Given problem:
Quote all of the data below exactly, please.

Listed records:

----------------------------------------

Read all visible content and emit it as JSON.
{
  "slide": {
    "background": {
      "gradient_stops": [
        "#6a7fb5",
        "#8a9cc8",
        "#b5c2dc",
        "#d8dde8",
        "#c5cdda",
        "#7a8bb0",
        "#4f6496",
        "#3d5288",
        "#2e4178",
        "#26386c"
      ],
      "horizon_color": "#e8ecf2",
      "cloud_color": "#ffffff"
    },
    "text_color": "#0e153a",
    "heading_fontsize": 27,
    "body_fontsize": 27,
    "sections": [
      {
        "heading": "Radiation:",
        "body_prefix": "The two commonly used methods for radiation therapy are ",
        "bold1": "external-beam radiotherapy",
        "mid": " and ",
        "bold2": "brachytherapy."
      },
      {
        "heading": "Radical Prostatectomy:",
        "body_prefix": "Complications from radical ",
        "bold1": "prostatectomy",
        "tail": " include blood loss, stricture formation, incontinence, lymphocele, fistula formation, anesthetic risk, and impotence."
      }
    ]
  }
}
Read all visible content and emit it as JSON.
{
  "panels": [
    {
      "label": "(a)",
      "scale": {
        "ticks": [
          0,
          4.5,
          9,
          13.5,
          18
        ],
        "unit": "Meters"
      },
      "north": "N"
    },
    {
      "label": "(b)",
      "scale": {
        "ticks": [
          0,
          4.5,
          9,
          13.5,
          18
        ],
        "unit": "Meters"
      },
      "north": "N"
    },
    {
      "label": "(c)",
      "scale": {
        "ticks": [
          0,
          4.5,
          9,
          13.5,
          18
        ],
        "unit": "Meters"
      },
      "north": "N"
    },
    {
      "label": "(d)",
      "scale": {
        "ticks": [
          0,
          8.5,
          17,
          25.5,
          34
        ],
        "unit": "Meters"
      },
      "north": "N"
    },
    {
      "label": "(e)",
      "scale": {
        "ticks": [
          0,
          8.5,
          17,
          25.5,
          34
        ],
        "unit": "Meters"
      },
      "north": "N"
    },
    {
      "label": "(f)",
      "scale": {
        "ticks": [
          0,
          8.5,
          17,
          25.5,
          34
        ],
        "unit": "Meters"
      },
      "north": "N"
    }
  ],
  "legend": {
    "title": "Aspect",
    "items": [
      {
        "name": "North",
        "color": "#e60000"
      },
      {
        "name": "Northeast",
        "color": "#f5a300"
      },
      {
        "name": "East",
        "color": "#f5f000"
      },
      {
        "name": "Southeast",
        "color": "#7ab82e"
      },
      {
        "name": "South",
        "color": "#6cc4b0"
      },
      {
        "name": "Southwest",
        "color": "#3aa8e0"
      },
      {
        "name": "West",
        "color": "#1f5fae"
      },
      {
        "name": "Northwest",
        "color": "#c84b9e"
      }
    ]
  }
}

----------------------------------------

Response:
Read all visible content and emit it as JSON.
{
  "slide": {
    "background": {
      "gradient_stops": [
        "#6a7fb5",
        "#8a9cc8",
        "#b5c2dc",
        "#d8dde8",
        "#c5cdda",
        "#7a8bb0",
        "#4f6496",
        "#3d5288",
        "#2e4178",
        "#26386c"
      ],
      "horizon_color": "#e8ecf2",
      "cloud_color": "#ffffff"
    },
    "text_color": "#0e153a",
    "heading_fontsize": 27,
    "body_fontsize": 27,
    "sections": [
      {
        "heading": "Radiation:",
        "body_prefix": "The two commonly used methods for radiation therapy are ",
        "bold1": "external-beam radiotherapy",
        "mid": " and ",
        "bold2": "brachytherapy."
      },
      {
        "heading": "Radical Prostatectomy:",
        "body_prefix": "Complications from radical ",
        "bold1": "prostatectomy",
        "tail": " include blood loss, stricture formation, incontinence, lymphocele, fistula formation, anesthetic risk, and impotence."
      }
    ]
  }
}
Read all visible content and emit it as JSON.
{
  "panels": [
    {
      "label": "(a)",
      "scale": {
        "ticks": [
          0,
          4.5,
          9,
          13.5,
          18
        ],
        "unit": "Meters"
      },
      "north": "N"
    },
    {
      "label": "(b)",
      "scale": {
        "ticks": [
          0,
          4.5,
          9,
          13.5,
          18
        ],
        "unit": "Meters"
      },
      "north": "N"
    },
    {
      "label": "(c)",
      "scale": {
        "ticks": [
          0,
          4.5,
          9,
          13.5,
          18
        ],
        "unit": "Meters"
      },
      "north": "N"
    },
    {
      "label": "(d)",
      "scale": {
        "ticks": [
          0,
          8.5,
          17,
          25.5,
          34
        ],
        "unit": "Meters"
      },
      "north": "N"
    },
    {
      "label": "(e)",
      "scale": {
        "ticks": [
          0,
          8.5,
          17,
          25.5,
          34
        ],
        "unit": "Meters"
      },
      "north": "N"
    },
    {
      "label": "(f)",
      "scale": {
        "ticks": [
          0,
          8.5,
          17,
          25.5,
          34
        ],
        "unit": "Meters"
      },
      "north": "N"
    }
  ],
  "legend": {
    "title": "Aspect",
    "items": [
      {
        "name": "North",
        "color": "#e60000"
      },
      {
        "name": "Northeast",
        "color": "#f5a300"
      },
      {
        "name": "East",
        "color": "#f5f000"
      },
      {
        "name": "Southeast",
        "color": "#7ab82e"
      },
      {
        "name": "South",
        "color": "#6cc4b0"
      },
      {
        "name": "Southwest",
        "color": "#3aa8e0"
      },
      {
        "name": "West",
        "color": "#1f5fae"
      },
      {
        "name": "Northwest",
        "color": "#c84b9e"
      }
    ]
  }
}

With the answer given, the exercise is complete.